Provide an exact transcription of all the records.

§ **Records to use**:

======

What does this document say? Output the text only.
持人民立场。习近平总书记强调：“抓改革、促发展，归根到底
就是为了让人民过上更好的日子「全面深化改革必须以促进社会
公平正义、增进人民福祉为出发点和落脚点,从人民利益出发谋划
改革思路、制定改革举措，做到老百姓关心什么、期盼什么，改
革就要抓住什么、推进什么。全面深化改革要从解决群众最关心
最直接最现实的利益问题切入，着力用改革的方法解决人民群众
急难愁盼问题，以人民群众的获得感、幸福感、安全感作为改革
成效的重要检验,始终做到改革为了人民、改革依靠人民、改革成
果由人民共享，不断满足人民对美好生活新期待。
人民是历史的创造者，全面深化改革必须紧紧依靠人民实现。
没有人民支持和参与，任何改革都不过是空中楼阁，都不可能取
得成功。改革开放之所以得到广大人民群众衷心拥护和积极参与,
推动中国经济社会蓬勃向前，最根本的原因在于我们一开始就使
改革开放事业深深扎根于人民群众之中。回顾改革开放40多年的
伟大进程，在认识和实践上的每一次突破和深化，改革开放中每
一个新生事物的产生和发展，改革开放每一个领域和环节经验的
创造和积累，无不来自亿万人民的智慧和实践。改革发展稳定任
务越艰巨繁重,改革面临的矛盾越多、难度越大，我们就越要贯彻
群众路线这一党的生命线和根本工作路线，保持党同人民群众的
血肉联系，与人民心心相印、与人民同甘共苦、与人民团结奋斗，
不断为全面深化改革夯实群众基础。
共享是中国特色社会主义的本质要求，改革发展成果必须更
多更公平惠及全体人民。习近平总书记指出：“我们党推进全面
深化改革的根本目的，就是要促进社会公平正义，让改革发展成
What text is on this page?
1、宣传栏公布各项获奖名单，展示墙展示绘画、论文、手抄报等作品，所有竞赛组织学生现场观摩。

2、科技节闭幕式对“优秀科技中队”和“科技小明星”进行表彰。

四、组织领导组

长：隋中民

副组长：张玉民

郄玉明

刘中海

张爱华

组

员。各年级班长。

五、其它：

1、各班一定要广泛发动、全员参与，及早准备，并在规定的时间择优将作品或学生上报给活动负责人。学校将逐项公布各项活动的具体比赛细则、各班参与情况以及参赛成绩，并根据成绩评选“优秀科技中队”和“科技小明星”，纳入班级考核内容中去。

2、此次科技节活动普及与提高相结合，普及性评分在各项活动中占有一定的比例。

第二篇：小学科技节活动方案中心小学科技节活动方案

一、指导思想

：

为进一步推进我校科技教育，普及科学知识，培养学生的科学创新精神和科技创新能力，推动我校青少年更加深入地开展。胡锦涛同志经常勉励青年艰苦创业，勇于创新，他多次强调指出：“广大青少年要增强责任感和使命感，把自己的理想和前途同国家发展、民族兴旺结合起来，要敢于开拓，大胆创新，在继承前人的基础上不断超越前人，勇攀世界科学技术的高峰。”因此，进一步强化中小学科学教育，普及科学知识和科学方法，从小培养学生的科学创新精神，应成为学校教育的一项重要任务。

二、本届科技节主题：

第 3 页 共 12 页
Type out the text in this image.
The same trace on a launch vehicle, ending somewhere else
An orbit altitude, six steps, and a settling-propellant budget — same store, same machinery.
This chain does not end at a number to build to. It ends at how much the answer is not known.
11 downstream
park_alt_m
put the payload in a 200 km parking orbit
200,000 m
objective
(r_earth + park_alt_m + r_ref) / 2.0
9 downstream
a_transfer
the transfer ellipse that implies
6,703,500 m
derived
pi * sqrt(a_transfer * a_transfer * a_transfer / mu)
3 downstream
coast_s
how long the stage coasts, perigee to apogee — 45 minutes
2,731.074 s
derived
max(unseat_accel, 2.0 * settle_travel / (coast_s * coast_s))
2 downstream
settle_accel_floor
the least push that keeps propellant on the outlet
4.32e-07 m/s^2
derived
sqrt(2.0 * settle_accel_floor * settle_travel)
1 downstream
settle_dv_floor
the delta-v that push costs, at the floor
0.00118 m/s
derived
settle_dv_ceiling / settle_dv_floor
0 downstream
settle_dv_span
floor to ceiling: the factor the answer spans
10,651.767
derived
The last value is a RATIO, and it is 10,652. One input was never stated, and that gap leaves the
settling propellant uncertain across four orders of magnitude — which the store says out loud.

======

§ **The response**:
What does this document say? Output the text only.
持人民立场。习近平总书记强调：“抓改革、促发展，归根到底
就是为了让人民过上更好的日子「全面深化改革必须以促进社会
公平正义、增进人民福祉为出发点和落脚点,从人民利益出发谋划
改革思路、制定改革举措，做到老百姓关心什么、期盼什么，改
革就要抓住什么、推进什么。全面深化改革要从解决群众最关心
最直接最现实的利益问题切入，着力用改革的方法解决人民群众
急难愁盼问题，以人民群众的获得感、幸福感、安全感作为改革
成效的重要检验,始终做到改革为了人民、改革依靠人民、改革成
果由人民共享，不断满足人民对美好生活新期待。
人民是历史的创造者，全面深化改革必须紧紧依靠人民实现。
没有人民支持和参与，任何改革都不过是空中楼阁，都不可能取
得成功。改革开放之所以得到广大人民群众衷心拥护和积极参与,
推动中国经济社会蓬勃向前，最根本的原因在于我们一开始就使
改革开放事业深深扎根于人民群众之中。回顾改革开放40多年的
伟大进程，在认识和实践上的每一次突破和深化，改革开放中每
一个新生事物的产生和发展，改革开放每一个领域和环节经验的
创造和积累，无不来自亿万人民的智慧和实践。改革发展稳定任
务越艰巨繁重,改革面临的矛盾越多、难度越大，我们就越要贯彻
群众路线这一党的生命线和根本工作路线，保持党同人民群众的
血肉联系，与人民心心相印、与人民同甘共苦、与人民团结奋斗，
不断为全面深化改革夯实群众基础。
共享是中国特色社会主义的本质要求，改革发展成果必须更
多更公平惠及全体人民。习近平总书记指出：“我们党推进全面
深化改革的根本目的，就是要促进社会公平正义，让改革发展成
What text is on this page?
1、宣传栏公布各项获奖名单，展示墙展示绘画、论文、手抄报等作品，所有竞赛组织学生现场观摩。

2、科技节闭幕式对“优秀科技中队”和“科技小明星”进行表彰。

四、组织领导组

长：隋中民

副组长：张玉民

郄玉明

刘中海

张爱华

组

员。各年级班长。

五、其它：

1、各班一定要广泛发动、全员参与，及早准备，并在规定的时间择优将作品或学生上报给活动负责人。学校将逐项公布各项活动的具体比赛细则、各班参与情况以及参赛成绩，并根据成绩评选“优秀科技中队”和“科技小明星”，纳入班级考核内容中去。

2、此次科技节活动普及与提高相结合，普及性评分在各项活动中占有一定的比例。

第二篇：小学科技节活动方案中心小学科技节活动方案

一、指导思想

：

为进一步推进我校科技教育，普及科学知识，培养学生的科学创新精神和科技创新能力，推动我校青少年更加深入地开展。胡锦涛同志经常勉励青年艰苦创业，勇于创新，他多次强调指出：“广大青少年要增强责任感和使命感，把自己的理想和前途同国家发展、民族兴旺结合起来，要敢于开拓，大胆创新，在继承前人的基础上不断超越前人，勇攀世界科学技术的高峰。”因此，进一步强化中小学科学教育，普及科学知识和科学方法，从小培养学生的科学创新精神，应成为学校教育的一项重要任务。

二、本届科技节主题：

第 3 页 共 12 页
Type out the text in this image.
The same trace on a launch vehicle, ending somewhere else
An orbit altitude, six steps, and a settling-propellant budget — same store, same machinery.
This chain does not end at a number to build to. It ends at how much the answer is not known.
11 downstream
park_alt_m
put the payload in a 200 km parking orbit
200,000 m
objective
(r_earth + park_alt_m + r_ref) / 2.0
9 downstream
a_transfer
the transfer ellipse that implies
6,703,500 m
derived
pi * sqrt(a_transfer * a_transfer * a_transfer / mu)
3 downstream
coast_s
how long the stage coasts, perigee to apogee — 45 minutes
2,731.074 s
derived
max(unseat_accel, 2.0 * settle_travel / (coast_s * coast_s))
2 downstream
settle_accel_floor
the least push that keeps propellant on the outlet
4.32e-07 m/s^2
derived
sqrt(2.0 * settle_accel_floor * settle_travel)
1 downstream
settle_dv_floor
the delta-v that push costs, at the floor
0.00118 m/s
derived
settle_dv_ceiling / settle_dv_floor
0 downstream
settle_dv_span
floor to ceiling: the factor the answer spans
10,651.767
derived
The last value is a RATIO, and it is 10,652. One input was never stated, and that gap leaves the
settling propellant uncertain across four orders of magnitude — which the store says out loud.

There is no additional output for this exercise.